▶ **Short exercise**: Return each line of the records holding the string "организаций".

# # # #

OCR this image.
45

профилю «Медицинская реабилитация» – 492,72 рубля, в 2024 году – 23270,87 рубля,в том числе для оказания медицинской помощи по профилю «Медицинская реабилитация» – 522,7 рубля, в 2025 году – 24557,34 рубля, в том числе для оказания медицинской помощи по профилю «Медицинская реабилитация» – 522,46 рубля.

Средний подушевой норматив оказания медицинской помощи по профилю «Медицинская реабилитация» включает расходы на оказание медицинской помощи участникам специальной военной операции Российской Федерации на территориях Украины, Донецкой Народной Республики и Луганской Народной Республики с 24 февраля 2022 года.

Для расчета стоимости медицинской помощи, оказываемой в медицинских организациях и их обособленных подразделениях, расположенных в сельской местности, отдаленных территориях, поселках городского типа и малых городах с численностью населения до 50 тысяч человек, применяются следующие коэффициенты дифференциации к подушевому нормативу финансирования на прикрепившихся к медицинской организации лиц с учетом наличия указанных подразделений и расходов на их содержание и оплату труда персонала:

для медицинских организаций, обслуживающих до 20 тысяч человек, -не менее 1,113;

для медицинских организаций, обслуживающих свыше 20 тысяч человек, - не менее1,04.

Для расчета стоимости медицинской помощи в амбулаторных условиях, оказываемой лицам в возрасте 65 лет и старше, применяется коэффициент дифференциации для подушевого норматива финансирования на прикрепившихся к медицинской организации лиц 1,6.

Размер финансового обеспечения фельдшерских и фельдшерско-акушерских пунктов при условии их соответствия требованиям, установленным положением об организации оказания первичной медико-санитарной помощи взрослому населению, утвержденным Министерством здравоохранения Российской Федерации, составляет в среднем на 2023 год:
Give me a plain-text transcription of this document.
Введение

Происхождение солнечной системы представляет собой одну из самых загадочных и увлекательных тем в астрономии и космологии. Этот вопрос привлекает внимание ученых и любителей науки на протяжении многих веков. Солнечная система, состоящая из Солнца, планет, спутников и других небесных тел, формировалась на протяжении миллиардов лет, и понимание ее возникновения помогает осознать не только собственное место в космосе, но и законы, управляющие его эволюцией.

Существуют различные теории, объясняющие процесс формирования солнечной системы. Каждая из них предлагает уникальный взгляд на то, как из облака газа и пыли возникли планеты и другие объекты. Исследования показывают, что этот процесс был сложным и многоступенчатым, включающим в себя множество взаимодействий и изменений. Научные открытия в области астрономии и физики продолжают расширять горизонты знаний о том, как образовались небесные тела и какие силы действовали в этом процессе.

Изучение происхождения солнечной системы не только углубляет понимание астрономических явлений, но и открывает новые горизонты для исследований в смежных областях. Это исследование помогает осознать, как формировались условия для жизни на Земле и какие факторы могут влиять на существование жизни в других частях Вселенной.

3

# # # #

▶ **Problem solution**:
для медицинских организаций, обслуживающих до 20 тысяч человек, -не менее 1,113;
для медицинских организаций, обслуживающих свыше 20 тысяч человек, - не менее1,04.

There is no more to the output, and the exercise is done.